- **What you have to do**
Please recast every line of the records below as a Markdown table with the columns "Row" and "Line", numbering each row and leaving out blank lines. Omit the pictures from the table.

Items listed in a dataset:

┌──

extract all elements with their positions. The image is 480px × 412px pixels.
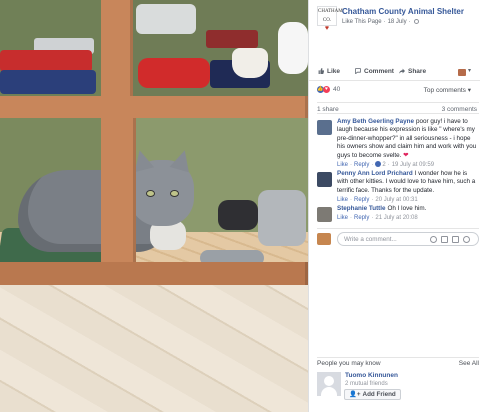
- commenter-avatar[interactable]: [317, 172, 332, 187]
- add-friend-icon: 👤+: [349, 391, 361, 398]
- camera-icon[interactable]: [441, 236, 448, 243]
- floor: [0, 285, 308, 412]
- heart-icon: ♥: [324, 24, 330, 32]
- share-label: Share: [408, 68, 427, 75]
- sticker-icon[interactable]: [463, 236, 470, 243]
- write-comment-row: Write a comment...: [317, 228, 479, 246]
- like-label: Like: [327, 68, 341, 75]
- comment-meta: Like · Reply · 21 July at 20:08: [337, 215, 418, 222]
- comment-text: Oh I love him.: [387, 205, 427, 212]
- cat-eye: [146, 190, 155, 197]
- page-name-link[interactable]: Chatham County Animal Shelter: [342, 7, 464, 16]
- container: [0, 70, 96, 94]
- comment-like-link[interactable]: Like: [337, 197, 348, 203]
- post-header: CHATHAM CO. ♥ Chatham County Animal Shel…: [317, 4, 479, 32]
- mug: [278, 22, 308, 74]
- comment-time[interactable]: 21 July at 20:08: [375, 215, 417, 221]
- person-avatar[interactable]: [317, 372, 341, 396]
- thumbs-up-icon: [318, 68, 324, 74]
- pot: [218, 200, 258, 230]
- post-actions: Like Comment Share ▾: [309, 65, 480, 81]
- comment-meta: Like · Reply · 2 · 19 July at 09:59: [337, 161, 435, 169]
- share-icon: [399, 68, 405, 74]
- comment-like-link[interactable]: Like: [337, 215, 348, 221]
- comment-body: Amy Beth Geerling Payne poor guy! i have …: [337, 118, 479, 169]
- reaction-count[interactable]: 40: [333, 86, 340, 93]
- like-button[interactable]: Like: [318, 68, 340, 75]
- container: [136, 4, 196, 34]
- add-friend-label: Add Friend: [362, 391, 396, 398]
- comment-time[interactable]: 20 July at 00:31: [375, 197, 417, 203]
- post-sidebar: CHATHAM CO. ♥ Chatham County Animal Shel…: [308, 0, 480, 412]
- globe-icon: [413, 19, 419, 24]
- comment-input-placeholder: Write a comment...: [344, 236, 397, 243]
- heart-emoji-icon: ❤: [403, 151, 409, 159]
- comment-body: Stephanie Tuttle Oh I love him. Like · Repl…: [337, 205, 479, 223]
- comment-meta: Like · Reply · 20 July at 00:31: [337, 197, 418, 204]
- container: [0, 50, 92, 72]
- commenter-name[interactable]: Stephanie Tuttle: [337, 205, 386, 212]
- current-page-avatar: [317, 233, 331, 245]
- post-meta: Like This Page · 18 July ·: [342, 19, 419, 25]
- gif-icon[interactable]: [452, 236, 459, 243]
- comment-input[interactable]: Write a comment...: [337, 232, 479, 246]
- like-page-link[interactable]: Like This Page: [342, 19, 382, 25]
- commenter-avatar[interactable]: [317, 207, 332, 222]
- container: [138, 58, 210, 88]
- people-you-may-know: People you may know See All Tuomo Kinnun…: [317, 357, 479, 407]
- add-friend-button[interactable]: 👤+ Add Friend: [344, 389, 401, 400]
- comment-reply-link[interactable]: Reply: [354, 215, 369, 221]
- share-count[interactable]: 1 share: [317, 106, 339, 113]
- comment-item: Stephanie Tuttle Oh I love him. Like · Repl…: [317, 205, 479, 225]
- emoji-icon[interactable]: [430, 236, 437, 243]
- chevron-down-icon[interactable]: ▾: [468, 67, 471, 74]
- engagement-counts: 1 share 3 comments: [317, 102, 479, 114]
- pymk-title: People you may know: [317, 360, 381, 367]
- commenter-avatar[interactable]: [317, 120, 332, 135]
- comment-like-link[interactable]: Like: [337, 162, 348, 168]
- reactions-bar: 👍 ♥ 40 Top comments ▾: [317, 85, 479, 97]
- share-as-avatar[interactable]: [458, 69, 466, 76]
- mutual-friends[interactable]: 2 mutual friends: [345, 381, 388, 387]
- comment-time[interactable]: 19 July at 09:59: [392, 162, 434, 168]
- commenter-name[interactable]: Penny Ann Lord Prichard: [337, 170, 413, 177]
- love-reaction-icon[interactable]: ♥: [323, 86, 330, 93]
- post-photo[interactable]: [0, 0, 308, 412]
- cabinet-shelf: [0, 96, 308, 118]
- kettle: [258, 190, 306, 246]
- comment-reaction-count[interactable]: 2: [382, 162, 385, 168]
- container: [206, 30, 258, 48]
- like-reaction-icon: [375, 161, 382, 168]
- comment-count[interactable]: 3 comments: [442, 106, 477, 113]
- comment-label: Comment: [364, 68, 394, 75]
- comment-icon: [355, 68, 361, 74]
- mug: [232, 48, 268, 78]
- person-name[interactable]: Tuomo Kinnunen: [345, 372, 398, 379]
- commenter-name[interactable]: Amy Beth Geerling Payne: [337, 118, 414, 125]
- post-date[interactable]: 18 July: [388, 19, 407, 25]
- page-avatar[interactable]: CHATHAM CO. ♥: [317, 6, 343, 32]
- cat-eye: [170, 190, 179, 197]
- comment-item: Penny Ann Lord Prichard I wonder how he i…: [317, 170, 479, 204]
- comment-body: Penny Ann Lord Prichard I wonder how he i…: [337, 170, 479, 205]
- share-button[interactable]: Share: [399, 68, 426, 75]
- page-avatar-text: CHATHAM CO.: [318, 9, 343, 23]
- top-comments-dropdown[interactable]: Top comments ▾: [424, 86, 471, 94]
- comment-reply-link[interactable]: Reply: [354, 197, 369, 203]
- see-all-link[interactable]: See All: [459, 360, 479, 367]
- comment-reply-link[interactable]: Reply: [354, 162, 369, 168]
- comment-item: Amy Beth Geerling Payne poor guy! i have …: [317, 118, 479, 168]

└──

- **Response to this task**
| Row | Line |
|---|---|
| 1 | extract all elements with their positions. The image is 480px × 412px pixels. |
| 2 | - commenter-avatar[interactable]: [317, 172, 332, 187] |
| 3 | - add-friend-icon: 👤+: [349, 391, 361, 398] |
| 4 | - camera-icon[interactable]: [441, 236, 448, 243] |
| 5 | - floor: [0, 285, 308, 412] |
| 6 | - heart-icon: ♥: [324, 24, 330, 32] |
| 7 | - share-label: Share: [408, 68, 427, 75] |
| 8 | - sticker-icon[interactable]: [463, 236, 470, 243] |
| 9 | - write-comment-row: Write a comment...: [317, 228, 479, 246] |
| 10 | - like-label: Like: [327, 68, 341, 75] |
| 11 | - comment-meta: Like · Reply · 21 July at 20:08: [337, 215, 418, 222] |
| 12 | - comment-text: Oh I love him.: [387, 205, 427, 212] |
| 13 | - cat-eye: [146, 190, 155, 197] |
| 14 | - page-name-link[interactable]: Chatham County Animal Shelter: [342, 7, 464, 16] |
| 15 | - container: [0, 70, 96, 94] |
| 16 | - comment-like-link[interactable]: Like: [337, 197, 348, 203] |
| 17 | - post-header: CHATHAM CO. ♥ Chatham County Animal Shel…: [317, 4, 479, 32] |
| 18 | - mug: [278, 22, 308, 74] |
| 19 | - comment-time[interactable]: 21 July at 20:08: [375, 215, 417, 221] |
| 20 | - person-avatar[interactable]: [317, 372, 341, 396] |
| 21 | - thumbs-up-icon: [318, 68, 324, 74] |
| 22 | - pot: [218, 200, 258, 230] |
| 23 | - post-actions: Like Comment Share ▾: [309, 65, 480, 81] |
| 24 | - comment-meta: Like · Reply · 2 · 19 July at 09:59: [337, 161, 435, 169] |
| 25 | - share-icon: [399, 68, 405, 74] |
| 26 | - comment-like-link[interactable]: Like: [337, 215, 348, 221] |
| 27 | - comment-body: Amy Beth Geerling Payne poor guy! i have …: [337, 118, 479, 169] |
| 28 | - reaction-count[interactable]: 40: [333, 86, 340, 93] |
| 29 | - like-button[interactable]: Like: [318, 68, 340, 75] |
| 30 | - container: [136, 4, 196, 34] |
| 31 | - add-friend-label: Add Friend: [362, 391, 396, 398] |
| 32 | - comment-time[interactable]: 20 July at 00:31: [375, 197, 417, 203] |
| 33 | - post-sidebar: CHATHAM CO. ♥ Chatham County Animal Shel…: [308, 0, 480, 412] |
| 34 | - globe-icon: [413, 19, 419, 24] |
| 35 | - comment-input-placeholder: Write a comment...: [344, 236, 397, 243] |
| 36 | - heart-emoji-icon: ❤: [403, 151, 409, 159] |
| 37 | - comment-body: Stephanie Tuttle Oh I love him. Like · Repl…: [337, 205, 479, 223] |
| 38 | - comment-meta: Like · Reply · 20 July at 00:31: [337, 197, 418, 204] |
| 39 | - container: [0, 50, 92, 72] |
| 40 | - commenter-name[interactable]: Stephanie Tuttle: [337, 205, 386, 212] |
| 41 | - current-page-avatar: [317, 233, 331, 245] |
| 42 | - post-meta: Like This Page · 18 July ·: [342, 19, 419, 25] |
| 43 | - gif-icon[interactable]: [452, 236, 459, 243] |
| 44 | - comment-input[interactable]: Write a comment...: [337, 232, 479, 246] |
| 45 | - like-page-link[interactable]: Like This Page: [342, 19, 382, 25] |
| 46 | - commenter-avatar[interactable]: [317, 207, 332, 222] |
| 47 | - container: [138, 58, 210, 88] |
| 48 | - people-you-may-know: People you may know See All Tuomo Kinnun…: [317, 357, 479, 407] |
| 49 | - add-friend-button[interactable]: 👤+ Add Friend: [344, 389, 401, 400] |
| 50 | - comment-reply-link[interactable]: Reply: [354, 215, 369, 221] |
| 51 | - share-count[interactable]: 1 share: [317, 106, 339, 113] |
| 52 | - comment-item: Stephanie Tuttle Oh I love him. Like · Repl…: [317, 205, 479, 225] |
| 53 | - emoji-icon[interactable]: [430, 236, 437, 243] |
| 54 | - chevron-down-icon[interactable]: ▾: [468, 67, 471, 74] |
| 55 | - engagement-counts: 1 share 3 comments: [317, 102, 479, 114] |
| 56 | - pymk-title: People you may know: [317, 360, 381, 367] |
| 57 | - commenter-avatar[interactable]: [317, 120, 332, 135] |
| 58 | - comment-like-link[interactable]: Like: [337, 162, 348, 168] |
| 59 | - reactions-bar: 👍 ♥ 40 Top comments ▾: [317, 85, 479, 97] |
| 60 | - share-as-avatar[interactable]: [458, 69, 466, 76] |
| 61 | - mutual-friends[interactable]: 2 mutual friends: [345, 381, 388, 387] |
| 62 | - comment-time[interactable]: 19 July at 09:59: [392, 162, 434, 168] |
| 63 | - commenter-name[interactable]: Penny Ann Lord Prichard: [337, 170, 413, 177] |
| 64 | - love-reaction-icon[interactable]: ♥: [323, 86, 330, 93] |
| 65 | - post-photo[interactable]: [0, 0, 308, 412] |
| 66 | - cabinet-shelf: [0, 96, 308, 118] |
| 67 | - kettle: [258, 190, 306, 246] |
| 68 | - comment-reaction-count[interactable]: 2: [382, 162, 385, 168] |
| 69 | - container: [206, 30, 258, 48] |
| 70 | - like-reaction-icon: [375, 161, 382, 168] |
| 71 | - comment-count[interactable]: 3 comments: [442, 106, 477, 113] |
| 72 | - comment-label: Comment: [364, 68, 394, 75] |
| 73 | - comment-icon: [355, 68, 361, 74] |
| 74 | - mug: [232, 48, 268, 78] |
| 75 | - person-name[interactable]: Tuomo Kinnunen: [345, 372, 398, 379] |
| 76 | - commenter-name[interactable]: Amy Beth Geerling Payne: [337, 118, 414, 125] |
| 77 | - post-date[interactable]: 18 July: [388, 19, 407, 25] |
| 78 | - page-avatar[interactable]: CHATHAM CO. ♥: [317, 6, 343, 32] |
| 79 | - cat-eye: [170, 190, 179, 197] |
| 80 | - comment-item: Penny Ann Lord Prichard I wonder how he i…: [317, 170, 479, 204] |
| 81 | - comment-body: Penny Ann Lord Prichard I wonder how he i…: [337, 170, 479, 205] |
| 82 | - share-button[interactable]: Share: [399, 68, 426, 75] |
| 83 | - page-avatar-text: CHATHAM CO.: [318, 9, 343, 23] |
| 84 | - top-comments-dropdown[interactable]: Top comments ▾: [424, 86, 471, 94] |
| 85 | - comment-reply-link[interactable]: Reply: [354, 197, 369, 203] |
| 86 | - see-all-link[interactable]: See All: [459, 360, 479, 367] |
| 87 | - comment-reply-link[interactable]: Reply: [354, 162, 369, 168] |
| 88 | - comment-item: Amy Beth Geerling Payne poor guy! i have …: [317, 118, 479, 168] |